### [EXERCISE MATERIAL]
* start *
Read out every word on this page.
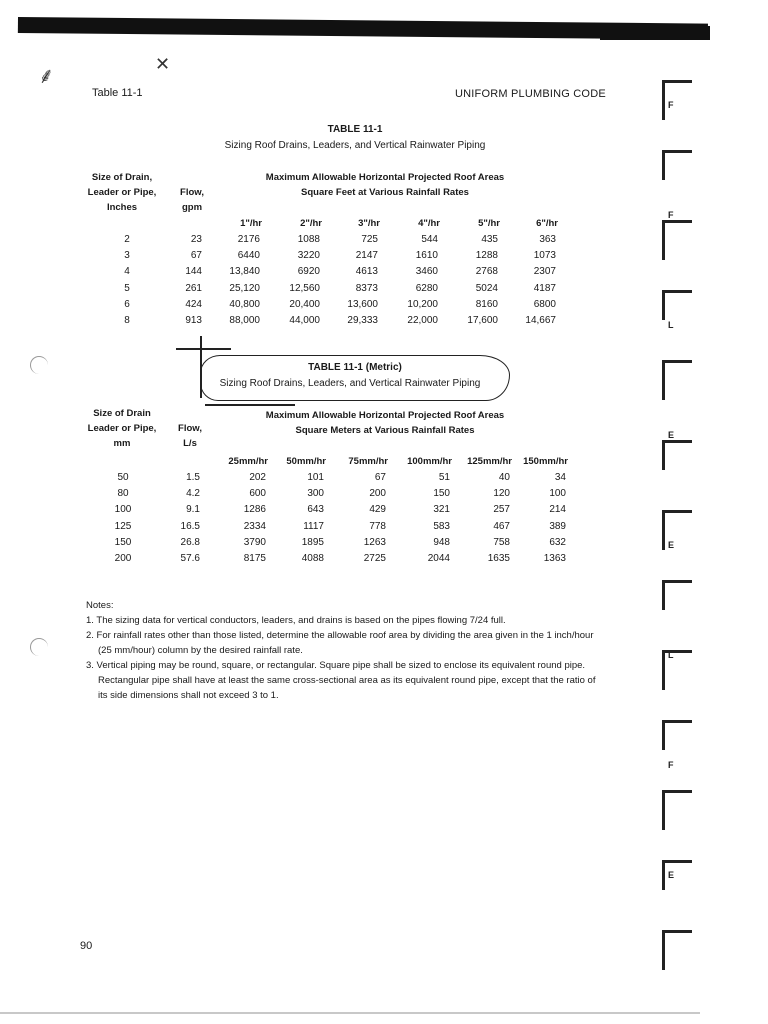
⸙	✕
Table 11-1	UNIFORM PLUMBING CODE
TABLE 11-1
Sizing Roof Drains, Leaders, and Vertical Rainwater Piping
Size of Drain,
Leader or Pipe,
Inches
Flow,
gpm
Maximum Allowable Horizontal Projected Roof Areas
Square Feet at Various Rainfall Rates
1"/hr	2"/hr	3"/hr	4"/hr	5"/hr	6"/hr
2	23	2176	1088	725	544	435	363
3	67	6440	3220	2147	1610	1288	1073
4	144	13,840	6920	4613	3460	2768	2307
5	261	25,120	12,560	8373	6280	5024	4187
6	424	40,800	20,400	13,600	10,200	8160	6800
8	913	88,000	44,000	29,333	22,000	17,600	14,667
TABLE 11-1 (Metric)
Sizing Roof Drains, Leaders, and Vertical Rainwater Piping
Size of Drain
Leader or Pipe,
mm
Flow,
L/s
Maximum Allowable Horizontal Projected Roof Areas
Square Meters at Various Rainfall Rates
25mm/hr	50mm/hr	75mm/hr	100mm/hr	125mm/hr	150mm/hr
50	1.5	202	101	67	51	40	34
80	4.2	600	300	200	150	120	100
100	9.1	1286	643	429	321	257	214
125	16.5	2334	1117	778	583	467	389
150	26.8	3790	1895	1263	948	758	632
200	57.6	8175	4088	2725	2044	1635	1363
Notes:
1. The sizing data for vertical conductors, leaders, and drains is based on the pipes flowing 7/24 full.
2. For rainfall rates other than those listed, determine the allowable roof area by dividing the area given in the 1 inch/hour (25 mm/hour) column by the desired rainfall rate.
3. Vertical piping may be round, square, or rectangular. Square pipe shall be sized to enclose its equivalent round pipe. Rectangular pipe shall have at least the same cross-sectional area as its equivalent round pipe, except that the ratio of its side dimensions shall not exceed 3 to 1.
90
F
F
L
E
E
L
F
E
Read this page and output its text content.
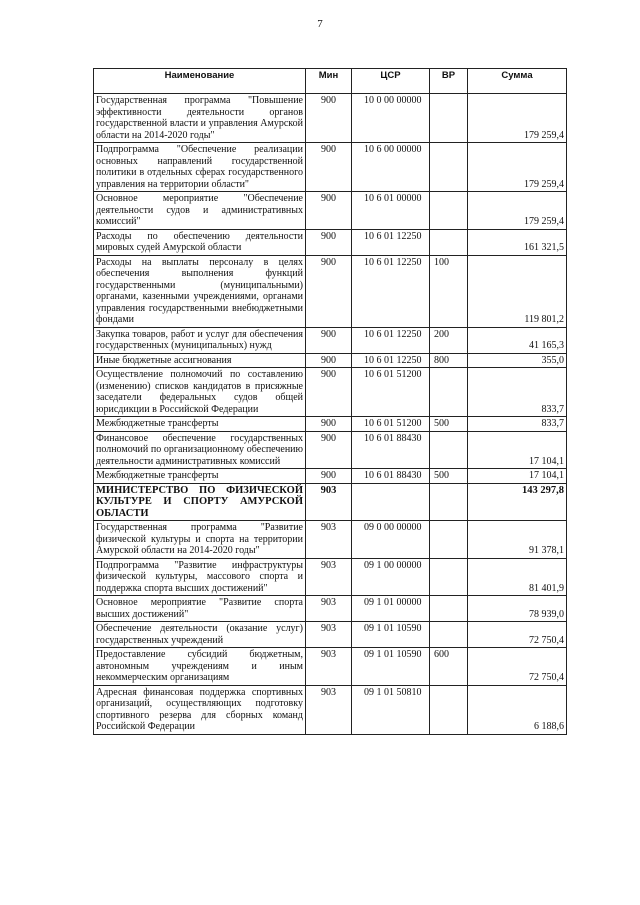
7
Наименование	Мин	ЦСР	ВР	Сумма
Государственная программа "Повышение эффективности деятельности органов государственной власти и управления Амурской области на 2014-2020 годы"	900	10 0 00 00000		179 259,4
Подпрограмма "Обеспечение реализации основных направлений государственной политики в отдельных сферах государственного управления на территории области"	900	10 6 00 00000		179 259,4
Основное мероприятие "Обеспечение деятельности судов и административных комиссий"	900	10 6 01 00000		179 259,4
Расходы по обеспечению деятельности мировых судей Амурской области	900	10 6 01 12250		161 321,5
Расходы на выплаты персоналу в целях обеспечения выполнения функций государственными (муниципальными) органами, казенными учреждениями, органами управления государственными внебюджетными фондами	900	10 6 01 12250	100	119 801,2
Закупка товаров, работ и услуг для обеспечения государственных (муниципальных) нужд	900	10 6 01 12250	200	41 165,3
Иные бюджетные ассигнования	900	10 6 01 12250	800	355,0
Осуществление полномочий по составлению (изменению) списков кандидатов в присяжные заседатели федеральных судов общей юрисдикции в Российской Федерации	900	10 6 01 51200		833,7
Межбюджетные трансферты	900	10 6 01 51200	500	833,7
Финансовое обеспечение государственных полномочий по организационному обеспечению деятельности административных комиссий	900	10 6 01 88430		17 104,1
Межбюджетные трансферты	900	10 6 01 88430	500	17 104,1
МИНИСТЕРСТВО ПО ФИЗИЧЕСКОЙ КУЛЬТУРЕ И СПОРТУ АМУРСКОЙ ОБЛАСТИ	903			143 297,8
Государственная программа "Развитие физической культуры и спорта на территории Амурской области на 2014-2020 годы"	903	09 0 00 00000		91 378,1
Подпрограмма "Развитие инфраструктуры физической культуры, массового спорта и поддержка спорта высших достижений"	903	09 1 00 00000		81 401,9
Основное мероприятие "Развитие спорта высших достижений"	903	09 1 01 00000		78 939,0
Обеспечение деятельности (оказание услуг) государственных учреждений	903	09 1 01 10590		72 750,4
Предоставление субсидий бюджетным, автономным учреждениям и иным некоммерческим организациям	903	09 1 01 10590	600	72 750,4
Адресная финансовая поддержка спортивных организаций, осуществляющих подготовку спортивного резерва для сборных команд Российской Федерации	903	09 1 01 50810		6 188,6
* end *
### [TASK OBJECTIVE]
Read through the entries and copy every line that includes "трансферты".

### [RESPONSE FOR THIS EXERCISE]
Межбюджетные трансферты	900	10 6 01 51200	500	833,7
Межбюджетные трансферты	900	10 6 01 88430	500	17 104,1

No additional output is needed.